Recorded data:
====
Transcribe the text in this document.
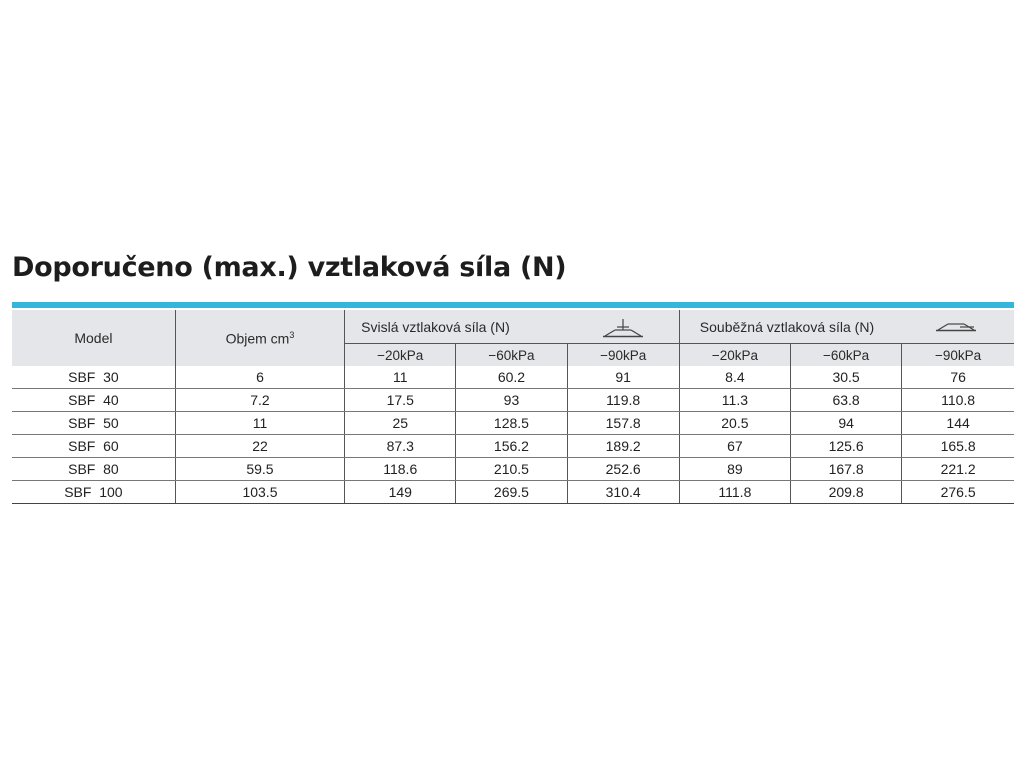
Doporučeno (max.) vztlaková síla (N)
Model	Objem $cm^3$	Svislá vztlaková síla (N)			Souběžná vztlaková síla (N)		

		−20kPa	−60kPa	−90kPa	−20kPa	−60kPa	−90kPa
SBF  30	6	11	60.2	91	8.4	30.5	76
SBF  40	7.2	17.5	93	119.8	11.3	63.8	110.8
SBF  50	11	25	128.5	157.8	20.5	94	144
SBF  60	22	87.3	156.2	189.2	67	125.6	165.8
SBF  80	59.5	118.6	210.5	252.6	89	167.8	221.2
SBF  100	103.5	149	269.5	310.4	111.8	209.8	276.5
====
> _Directions for this task_
Write the listing out a second time exactly, dropping all images.

> _Response to the task_
Transcribe the text in this document.
Doporučeno (max.) vztlaková síla (N)
Model	Objem $cm^3$	Svislá vztlaková síla (N)			Souběžná vztlaková síla (N)		

		−20kPa	−60kPa	−90kPa	−20kPa	−60kPa	−90kPa
SBF  30	6	11	60.2	91	8.4	30.5	76
SBF  40	7.2	17.5	93	119.8	11.3	63.8	110.8
SBF  50	11	25	128.5	157.8	20.5	94	144
SBF  60	22	87.3	156.2	189.2	67	125.6	165.8
SBF  80	59.5	118.6	210.5	252.6	89	167.8	221.2
SBF  100	103.5	149	269.5	310.4	111.8	209.8	276.5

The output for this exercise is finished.